[Part of a data file]
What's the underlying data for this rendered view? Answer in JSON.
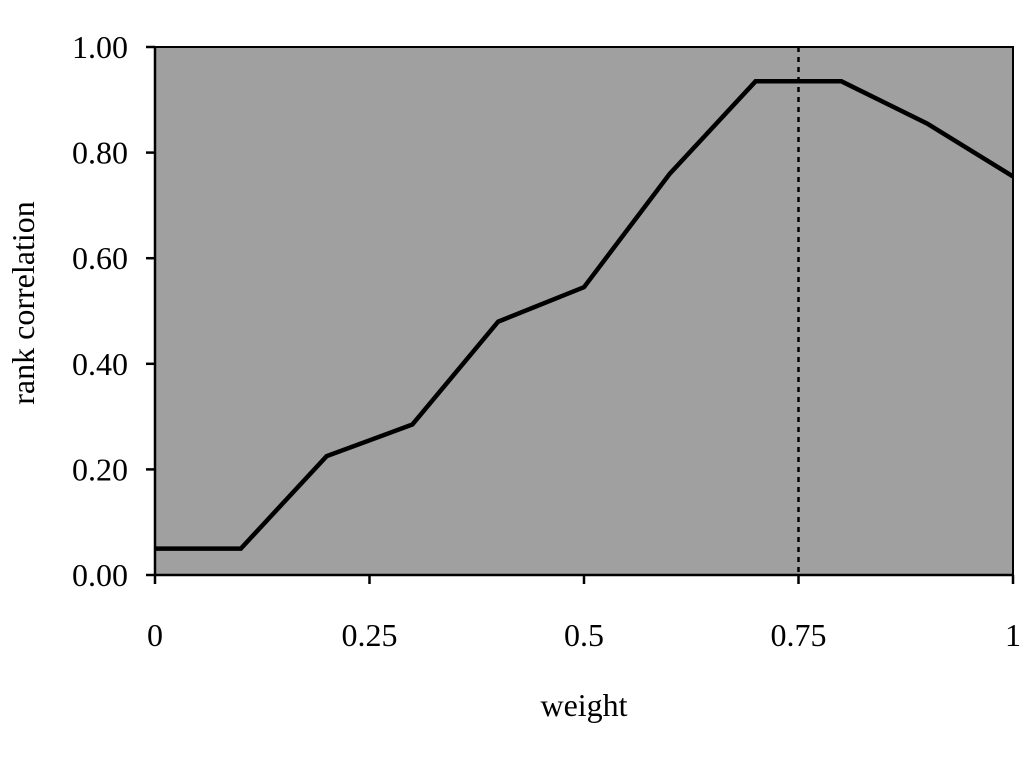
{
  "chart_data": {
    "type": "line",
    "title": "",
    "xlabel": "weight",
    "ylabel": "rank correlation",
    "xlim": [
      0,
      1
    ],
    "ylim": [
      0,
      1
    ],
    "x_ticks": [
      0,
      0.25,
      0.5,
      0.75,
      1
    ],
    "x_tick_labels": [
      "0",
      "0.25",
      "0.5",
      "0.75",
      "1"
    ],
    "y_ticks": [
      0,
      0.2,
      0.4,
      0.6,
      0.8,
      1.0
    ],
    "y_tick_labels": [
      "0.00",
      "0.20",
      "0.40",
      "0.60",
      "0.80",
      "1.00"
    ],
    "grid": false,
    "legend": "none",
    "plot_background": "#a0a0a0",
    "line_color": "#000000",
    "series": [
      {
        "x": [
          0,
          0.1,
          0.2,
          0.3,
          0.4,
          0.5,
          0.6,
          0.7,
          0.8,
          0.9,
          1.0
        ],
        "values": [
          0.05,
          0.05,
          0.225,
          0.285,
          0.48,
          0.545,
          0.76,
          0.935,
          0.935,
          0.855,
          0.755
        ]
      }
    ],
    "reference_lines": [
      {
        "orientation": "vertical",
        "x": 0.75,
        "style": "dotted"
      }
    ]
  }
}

* * *

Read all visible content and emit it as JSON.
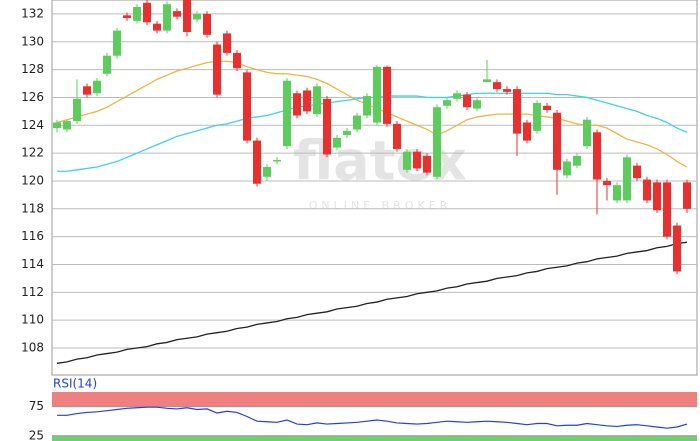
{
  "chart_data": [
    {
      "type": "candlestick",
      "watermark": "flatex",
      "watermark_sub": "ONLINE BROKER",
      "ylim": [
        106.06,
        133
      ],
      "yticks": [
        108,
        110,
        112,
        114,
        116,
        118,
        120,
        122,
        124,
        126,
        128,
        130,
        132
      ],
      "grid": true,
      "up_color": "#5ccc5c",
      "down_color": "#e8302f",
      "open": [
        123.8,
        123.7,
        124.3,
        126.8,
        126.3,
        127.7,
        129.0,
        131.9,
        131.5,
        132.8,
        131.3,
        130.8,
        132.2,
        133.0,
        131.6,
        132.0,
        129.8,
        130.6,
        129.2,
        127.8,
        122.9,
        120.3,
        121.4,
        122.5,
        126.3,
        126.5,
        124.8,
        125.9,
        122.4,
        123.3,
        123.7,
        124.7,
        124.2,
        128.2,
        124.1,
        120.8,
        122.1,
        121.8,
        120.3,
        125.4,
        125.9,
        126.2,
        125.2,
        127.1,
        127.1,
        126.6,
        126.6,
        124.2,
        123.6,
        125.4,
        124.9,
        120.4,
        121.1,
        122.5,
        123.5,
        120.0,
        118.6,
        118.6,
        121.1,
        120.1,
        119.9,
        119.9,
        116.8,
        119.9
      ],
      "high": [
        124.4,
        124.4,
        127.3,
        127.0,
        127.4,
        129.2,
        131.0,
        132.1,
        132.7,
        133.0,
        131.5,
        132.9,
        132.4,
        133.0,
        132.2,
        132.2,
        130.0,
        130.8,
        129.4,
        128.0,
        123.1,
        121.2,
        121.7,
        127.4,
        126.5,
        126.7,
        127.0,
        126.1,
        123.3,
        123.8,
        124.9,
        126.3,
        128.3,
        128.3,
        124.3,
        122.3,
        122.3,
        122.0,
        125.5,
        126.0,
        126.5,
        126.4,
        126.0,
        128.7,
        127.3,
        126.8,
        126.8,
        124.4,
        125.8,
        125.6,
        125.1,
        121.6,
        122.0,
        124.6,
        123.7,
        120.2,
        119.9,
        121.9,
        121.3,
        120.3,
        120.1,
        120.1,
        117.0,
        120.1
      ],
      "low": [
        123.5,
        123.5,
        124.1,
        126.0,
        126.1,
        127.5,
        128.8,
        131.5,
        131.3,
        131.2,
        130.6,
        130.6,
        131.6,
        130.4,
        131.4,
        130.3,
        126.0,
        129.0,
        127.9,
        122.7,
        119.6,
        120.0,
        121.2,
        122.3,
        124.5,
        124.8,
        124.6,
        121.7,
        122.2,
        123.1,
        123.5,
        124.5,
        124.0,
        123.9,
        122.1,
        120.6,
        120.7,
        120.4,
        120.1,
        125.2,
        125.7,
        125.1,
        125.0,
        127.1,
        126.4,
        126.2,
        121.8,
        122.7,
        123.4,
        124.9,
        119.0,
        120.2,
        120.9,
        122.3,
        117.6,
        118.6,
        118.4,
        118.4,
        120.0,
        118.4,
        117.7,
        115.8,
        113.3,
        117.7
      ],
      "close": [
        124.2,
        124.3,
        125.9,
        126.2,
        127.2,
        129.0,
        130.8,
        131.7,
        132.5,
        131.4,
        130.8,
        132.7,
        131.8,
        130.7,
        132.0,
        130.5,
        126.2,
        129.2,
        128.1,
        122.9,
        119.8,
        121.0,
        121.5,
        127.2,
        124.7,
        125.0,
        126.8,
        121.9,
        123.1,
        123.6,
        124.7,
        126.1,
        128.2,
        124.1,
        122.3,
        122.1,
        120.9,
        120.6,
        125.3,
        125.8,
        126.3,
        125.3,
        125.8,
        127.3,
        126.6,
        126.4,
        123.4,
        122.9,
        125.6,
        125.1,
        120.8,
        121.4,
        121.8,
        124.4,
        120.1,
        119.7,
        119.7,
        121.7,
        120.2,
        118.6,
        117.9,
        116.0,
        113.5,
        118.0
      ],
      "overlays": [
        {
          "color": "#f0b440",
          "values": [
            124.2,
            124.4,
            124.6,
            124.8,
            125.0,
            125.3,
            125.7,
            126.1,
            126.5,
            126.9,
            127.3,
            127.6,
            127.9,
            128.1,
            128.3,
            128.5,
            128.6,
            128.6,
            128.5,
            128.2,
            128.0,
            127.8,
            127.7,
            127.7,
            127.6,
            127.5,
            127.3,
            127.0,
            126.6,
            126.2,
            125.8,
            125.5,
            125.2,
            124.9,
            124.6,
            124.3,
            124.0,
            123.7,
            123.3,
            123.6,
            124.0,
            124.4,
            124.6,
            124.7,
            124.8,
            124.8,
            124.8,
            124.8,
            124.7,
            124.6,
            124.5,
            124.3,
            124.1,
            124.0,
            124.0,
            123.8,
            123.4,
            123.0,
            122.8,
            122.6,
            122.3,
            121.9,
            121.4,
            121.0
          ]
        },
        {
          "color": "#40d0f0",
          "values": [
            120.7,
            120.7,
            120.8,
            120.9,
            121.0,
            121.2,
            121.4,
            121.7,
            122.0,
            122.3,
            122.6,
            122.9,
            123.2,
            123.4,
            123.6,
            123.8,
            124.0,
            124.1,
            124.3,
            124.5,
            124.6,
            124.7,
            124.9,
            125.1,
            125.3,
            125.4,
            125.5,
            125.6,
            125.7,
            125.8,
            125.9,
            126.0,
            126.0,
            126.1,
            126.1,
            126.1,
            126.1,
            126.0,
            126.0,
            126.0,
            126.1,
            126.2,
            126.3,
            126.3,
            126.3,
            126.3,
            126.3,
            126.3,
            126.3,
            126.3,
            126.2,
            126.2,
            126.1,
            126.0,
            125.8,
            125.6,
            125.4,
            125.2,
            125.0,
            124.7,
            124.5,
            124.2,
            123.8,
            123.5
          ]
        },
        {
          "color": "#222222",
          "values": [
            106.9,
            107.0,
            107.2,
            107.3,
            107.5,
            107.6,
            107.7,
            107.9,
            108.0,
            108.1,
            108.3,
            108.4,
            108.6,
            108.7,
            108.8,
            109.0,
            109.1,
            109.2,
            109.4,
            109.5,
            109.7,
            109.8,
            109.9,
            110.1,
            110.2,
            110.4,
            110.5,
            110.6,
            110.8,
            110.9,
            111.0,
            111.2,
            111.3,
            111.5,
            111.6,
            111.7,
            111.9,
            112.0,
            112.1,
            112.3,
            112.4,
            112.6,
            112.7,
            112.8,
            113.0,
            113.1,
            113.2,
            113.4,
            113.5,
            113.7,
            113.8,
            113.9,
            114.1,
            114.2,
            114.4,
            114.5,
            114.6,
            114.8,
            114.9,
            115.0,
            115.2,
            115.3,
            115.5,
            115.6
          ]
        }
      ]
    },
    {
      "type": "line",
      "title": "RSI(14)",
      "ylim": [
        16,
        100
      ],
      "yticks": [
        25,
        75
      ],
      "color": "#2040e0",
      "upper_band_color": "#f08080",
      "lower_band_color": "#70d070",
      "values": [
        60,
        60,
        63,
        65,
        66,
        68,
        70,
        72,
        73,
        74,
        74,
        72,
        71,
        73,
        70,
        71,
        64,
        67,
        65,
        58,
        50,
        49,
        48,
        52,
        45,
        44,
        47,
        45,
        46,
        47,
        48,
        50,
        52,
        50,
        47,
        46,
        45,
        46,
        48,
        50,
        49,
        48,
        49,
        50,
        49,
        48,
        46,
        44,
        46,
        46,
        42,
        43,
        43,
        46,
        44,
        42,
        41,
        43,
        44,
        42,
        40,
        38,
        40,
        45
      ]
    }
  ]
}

Instructions to follow:
Every line that holds the word "JSON" should be extracted.

Solution to this task:
What's the underlying data for this rendered view? Answer in JSON.
Read all visible content and emit it as JSON.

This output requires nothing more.